— Begin Source records —

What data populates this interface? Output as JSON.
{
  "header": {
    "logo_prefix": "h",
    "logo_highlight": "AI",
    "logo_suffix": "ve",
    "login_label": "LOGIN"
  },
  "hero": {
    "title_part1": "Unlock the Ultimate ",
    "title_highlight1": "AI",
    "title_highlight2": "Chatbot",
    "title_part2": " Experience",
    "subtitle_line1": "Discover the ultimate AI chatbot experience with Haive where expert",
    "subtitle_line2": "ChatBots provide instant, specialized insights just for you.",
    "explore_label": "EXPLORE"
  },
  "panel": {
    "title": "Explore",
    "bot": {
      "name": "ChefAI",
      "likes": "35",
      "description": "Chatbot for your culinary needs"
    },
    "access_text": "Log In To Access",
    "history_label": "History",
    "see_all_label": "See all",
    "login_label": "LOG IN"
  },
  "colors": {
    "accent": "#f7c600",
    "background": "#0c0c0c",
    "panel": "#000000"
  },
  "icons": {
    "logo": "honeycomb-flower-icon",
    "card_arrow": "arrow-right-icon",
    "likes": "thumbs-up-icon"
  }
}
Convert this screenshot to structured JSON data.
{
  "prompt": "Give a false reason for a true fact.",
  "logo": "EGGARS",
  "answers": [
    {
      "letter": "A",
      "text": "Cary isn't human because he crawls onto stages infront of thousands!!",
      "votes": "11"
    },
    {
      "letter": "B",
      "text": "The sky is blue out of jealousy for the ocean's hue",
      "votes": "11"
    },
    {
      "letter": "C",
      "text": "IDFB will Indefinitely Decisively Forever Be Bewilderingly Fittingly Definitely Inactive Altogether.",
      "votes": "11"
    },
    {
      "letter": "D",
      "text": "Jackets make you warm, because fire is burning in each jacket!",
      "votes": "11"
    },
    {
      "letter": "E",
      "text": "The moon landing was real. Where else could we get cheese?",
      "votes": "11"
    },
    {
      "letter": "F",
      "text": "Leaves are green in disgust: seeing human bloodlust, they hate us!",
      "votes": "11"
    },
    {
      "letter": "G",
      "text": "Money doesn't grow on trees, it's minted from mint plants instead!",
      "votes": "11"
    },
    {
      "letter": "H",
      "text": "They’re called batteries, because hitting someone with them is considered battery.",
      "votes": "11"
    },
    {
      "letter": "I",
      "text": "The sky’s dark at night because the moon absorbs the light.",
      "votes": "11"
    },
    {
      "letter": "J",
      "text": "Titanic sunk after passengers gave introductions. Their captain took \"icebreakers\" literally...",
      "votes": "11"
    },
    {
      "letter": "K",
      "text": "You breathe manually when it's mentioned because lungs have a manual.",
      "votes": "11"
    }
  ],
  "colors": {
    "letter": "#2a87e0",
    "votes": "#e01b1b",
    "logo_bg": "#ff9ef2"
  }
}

— End Source records —

Problem description :: Repeat all entries. Match them exactly.

Output of the exercise ::
What data populates this interface? Output as JSON.
{
  "header": {
    "logo_prefix": "h",
    "logo_highlight": "AI",
    "logo_suffix": "ve",
    "login_label": "LOGIN"
  },
  "hero": {
    "title_part1": "Unlock the Ultimate ",
    "title_highlight1": "AI",
    "title_highlight2": "Chatbot",
    "title_part2": " Experience",
    "subtitle_line1": "Discover the ultimate AI chatbot experience with Haive where expert",
    "subtitle_line2": "ChatBots provide instant, specialized insights just for you.",
    "explore_label": "EXPLORE"
  },
  "panel": {
    "title": "Explore",
    "bot": {
      "name": "ChefAI",
      "likes": "35",
      "description": "Chatbot for your culinary needs"
    },
    "access_text": "Log In To Access",
    "history_label": "History",
    "see_all_label": "See all",
    "login_label": "LOG IN"
  },
  "colors": {
    "accent": "#f7c600",
    "background": "#0c0c0c",
    "panel": "#000000"
  },
  "icons": {
    "logo": "honeycomb-flower-icon",
    "card_arrow": "arrow-right-icon",
    "likes": "thumbs-up-icon"
  }
}
Convert this screenshot to structured JSON data.
{
  "prompt": "Give a false reason for a true fact.",
  "logo": "EGGARS",
  "answers": [
    {
      "letter": "A",
      "text": "Cary isn't human because he crawls onto stages infront of thousands!!",
      "votes": "11"
    },
    {
      "letter": "B",
      "text": "The sky is blue out of jealousy for the ocean's hue",
      "votes": "11"
    },
    {
      "letter": "C",
      "text": "IDFB will Indefinitely Decisively Forever Be Bewilderingly Fittingly Definitely Inactive Altogether.",
      "votes": "11"
    },
    {
      "letter": "D",
      "text": "Jackets make you warm, because fire is burning in each jacket!",
      "votes": "11"
    },
    {
      "letter": "E",
      "text": "The moon landing was real. Where else could we get cheese?",
      "votes": "11"
    },
    {
      "letter": "F",
      "text": "Leaves are green in disgust: seeing human bloodlust, they hate us!",
      "votes": "11"
    },
    {
      "letter": "G",
      "text": "Money doesn't grow on trees, it's minted from mint plants instead!",
      "votes": "11"
    },
    {
      "letter": "H",
      "text": "They’re called batteries, because hitting someone with them is considered battery.",
      "votes": "11"
    },
    {
      "letter": "I",
      "text": "The sky’s dark at night because the moon absorbs the light.",
      "votes": "11"
    },
    {
      "letter": "J",
      "text": "Titanic sunk after passengers gave introductions. Their captain took \"icebreakers\" literally...",
      "votes": "11"
    },
    {
      "letter": "K",
      "text": "You breathe manually when it's mentioned because lungs have a manual.",
      "votes": "11"
    }
  ],
  "colors": {
    "letter": "#2a87e0",
    "votes": "#e01b1b",
    "logo_bg": "#ff9ef2"
  }
}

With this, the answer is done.